--- Start ---
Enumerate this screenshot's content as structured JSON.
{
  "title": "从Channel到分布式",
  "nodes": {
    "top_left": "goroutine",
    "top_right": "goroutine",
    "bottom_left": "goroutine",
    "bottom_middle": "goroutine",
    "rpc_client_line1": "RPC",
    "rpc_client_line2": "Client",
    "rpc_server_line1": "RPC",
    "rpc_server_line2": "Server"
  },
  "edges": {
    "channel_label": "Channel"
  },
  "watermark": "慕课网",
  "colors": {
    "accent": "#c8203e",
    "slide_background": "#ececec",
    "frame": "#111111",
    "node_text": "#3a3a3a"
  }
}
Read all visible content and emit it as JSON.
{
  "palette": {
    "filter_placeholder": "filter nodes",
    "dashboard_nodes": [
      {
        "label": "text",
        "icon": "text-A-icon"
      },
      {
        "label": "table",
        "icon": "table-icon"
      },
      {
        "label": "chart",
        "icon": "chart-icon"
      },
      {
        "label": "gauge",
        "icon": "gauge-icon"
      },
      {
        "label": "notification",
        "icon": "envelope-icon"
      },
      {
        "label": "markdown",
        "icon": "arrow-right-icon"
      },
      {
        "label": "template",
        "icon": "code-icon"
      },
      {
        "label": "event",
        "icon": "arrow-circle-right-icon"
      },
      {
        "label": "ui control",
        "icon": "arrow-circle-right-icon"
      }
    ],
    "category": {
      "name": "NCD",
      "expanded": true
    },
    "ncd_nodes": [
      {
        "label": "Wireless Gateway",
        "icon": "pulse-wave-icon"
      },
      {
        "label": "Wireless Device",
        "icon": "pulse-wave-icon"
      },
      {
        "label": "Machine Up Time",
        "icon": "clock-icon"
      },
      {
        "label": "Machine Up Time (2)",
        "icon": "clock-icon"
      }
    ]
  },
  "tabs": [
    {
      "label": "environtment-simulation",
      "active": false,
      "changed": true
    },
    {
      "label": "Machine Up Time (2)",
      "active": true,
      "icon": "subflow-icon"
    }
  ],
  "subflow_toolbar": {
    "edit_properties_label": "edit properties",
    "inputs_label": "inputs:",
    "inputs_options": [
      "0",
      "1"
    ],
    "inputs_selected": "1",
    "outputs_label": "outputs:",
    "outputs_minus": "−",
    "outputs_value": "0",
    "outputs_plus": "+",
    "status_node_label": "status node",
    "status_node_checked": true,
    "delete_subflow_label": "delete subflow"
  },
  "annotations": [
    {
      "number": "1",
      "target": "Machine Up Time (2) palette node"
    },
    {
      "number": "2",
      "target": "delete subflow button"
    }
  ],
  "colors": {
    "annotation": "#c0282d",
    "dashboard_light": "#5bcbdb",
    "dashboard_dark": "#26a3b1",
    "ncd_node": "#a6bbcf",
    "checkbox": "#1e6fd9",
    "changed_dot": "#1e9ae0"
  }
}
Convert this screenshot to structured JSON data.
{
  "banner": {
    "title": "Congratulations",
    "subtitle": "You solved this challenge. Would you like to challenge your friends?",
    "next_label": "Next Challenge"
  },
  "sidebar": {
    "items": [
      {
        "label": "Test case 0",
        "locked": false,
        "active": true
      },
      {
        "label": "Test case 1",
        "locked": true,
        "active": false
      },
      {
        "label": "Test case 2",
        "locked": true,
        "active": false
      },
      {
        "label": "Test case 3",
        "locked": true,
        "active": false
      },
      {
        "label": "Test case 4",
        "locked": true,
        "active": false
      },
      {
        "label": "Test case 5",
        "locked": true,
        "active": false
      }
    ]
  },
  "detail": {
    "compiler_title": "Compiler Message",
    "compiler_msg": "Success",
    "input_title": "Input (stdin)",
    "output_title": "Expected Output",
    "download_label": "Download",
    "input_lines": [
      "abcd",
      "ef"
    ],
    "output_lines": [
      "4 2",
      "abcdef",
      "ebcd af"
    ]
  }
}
--- End ---
* Given instruction
Nothing outside the span should appear: transcribe the lines from the one containing "Convert this screenshot" through the last line of the records.

* Written answer
Convert this screenshot to structured JSON data.
{
  "banner": {
    "title": "Congratulations",
    "subtitle": "You solved this challenge. Would you like to challenge your friends?",
    "next_label": "Next Challenge"
  },
  "sidebar": {
    "items": [
      {
        "label": "Test case 0",
        "locked": false,
        "active": true
      },
      {
        "label": "Test case 1",
        "locked": true,
        "active": false
      },
      {
        "label": "Test case 2",
        "locked": true,
        "active": false
      },
      {
        "label": "Test case 3",
        "locked": true,
        "active": false
      },
      {
        "label": "Test case 4",
        "locked": true,
        "active": false
      },
      {
        "label": "Test case 5",
        "locked": true,
        "active": false
      }
    ]
  },
  "detail": {
    "compiler_title": "Compiler Message",
    "compiler_msg": "Success",
    "input_title": "Input (stdin)",
    "output_title": "Expected Output",
    "download_label": "Download",
    "input_lines": [
      "abcd",
      "ef"
    ],
    "output_lines": [
      "4 2",
      "abcdef",
      "ebcd af"
    ]
  }
}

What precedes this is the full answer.